### STORED DATA

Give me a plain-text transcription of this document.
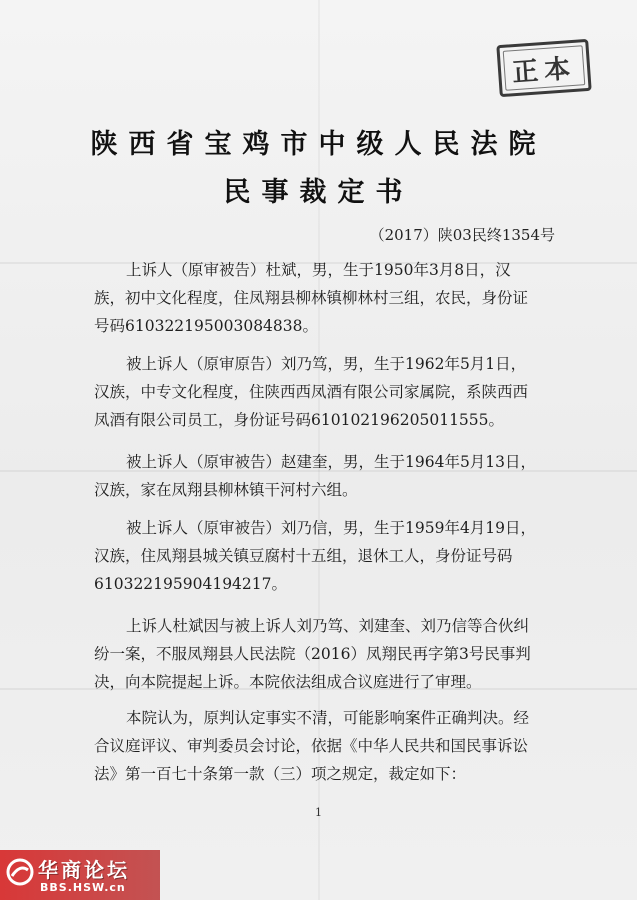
正本
陕西省宝鸡市中级人民法院
民事裁定书
（2017）陕03民终1354号
上诉人（原审被告）杜斌，男，生于1950年3月8日，汉
族，初中文化程度，住凤翔县柳林镇柳林村三组，农民，身份证
号码610322195003084838。
被上诉人（原审原告）刘乃笃，男，生于1962年5月1日，
汉族，中专文化程度，住陕西西凤酒有限公司家属院，系陕西西
凤酒有限公司员工，身份证号码610102196205011555。
被上诉人（原审被告）赵建奎，男，生于1964年5月13日，
汉族，家在凤翔县柳林镇干河村六组。
被上诉人（原审被告）刘乃信，男，生于1959年4月19日，
汉族，住凤翔县城关镇豆腐村十五组，退休工人，身份证号码
610322195904194217。
上诉人杜斌因与被上诉人刘乃笃、刘建奎、刘乃信等合伙纠
纷一案，不服凤翔县人民法院（2016）凤翔民再字第3号民事判
决，向本院提起上诉。本院依法组成合议庭进行了审理。
本院认为，原判认定事实不清，可能影响案件正确判决。经
合议庭评议、审判委员会讨论，依据《中华人民共和国民事诉讼
法》第一百七十条第一款（三）项之规定，裁定如下：
1
华商论坛
BBS.HSW.cn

######

→ AIM OF THE TASK
Quote every record above exactly, leaving out any pictures.

→ RESULT OF THE TASK
Give me a plain-text transcription of this document.
正本
陕西省宝鸡市中级人民法院
民事裁定书
（2017）陕03民终1354号
上诉人（原审被告）杜斌，男，生于1950年3月8日，汉
族，初中文化程度，住凤翔县柳林镇柳林村三组，农民，身份证
号码610322195003084838。
被上诉人（原审原告）刘乃笃，男，生于1962年5月1日，
汉族，中专文化程度，住陕西西凤酒有限公司家属院，系陕西西
凤酒有限公司员工，身份证号码610102196205011555。
被上诉人（原审被告）赵建奎，男，生于1964年5月13日，
汉族，家在凤翔县柳林镇干河村六组。
被上诉人（原审被告）刘乃信，男，生于1959年4月19日，
汉族，住凤翔县城关镇豆腐村十五组，退休工人，身份证号码
610322195904194217。
上诉人杜斌因与被上诉人刘乃笃、刘建奎、刘乃信等合伙纠
纷一案，不服凤翔县人民法院（2016）凤翔民再字第3号民事判
决，向本院提起上诉。本院依法组成合议庭进行了审理。
本院认为，原判认定事实不清，可能影响案件正确判决。经
合议庭评议、审判委员会讨论，依据《中华人民共和国民事诉讼
法》第一百七十条第一款（三）项之规定，裁定如下：
1
华商论坛
BBS.HSW.cn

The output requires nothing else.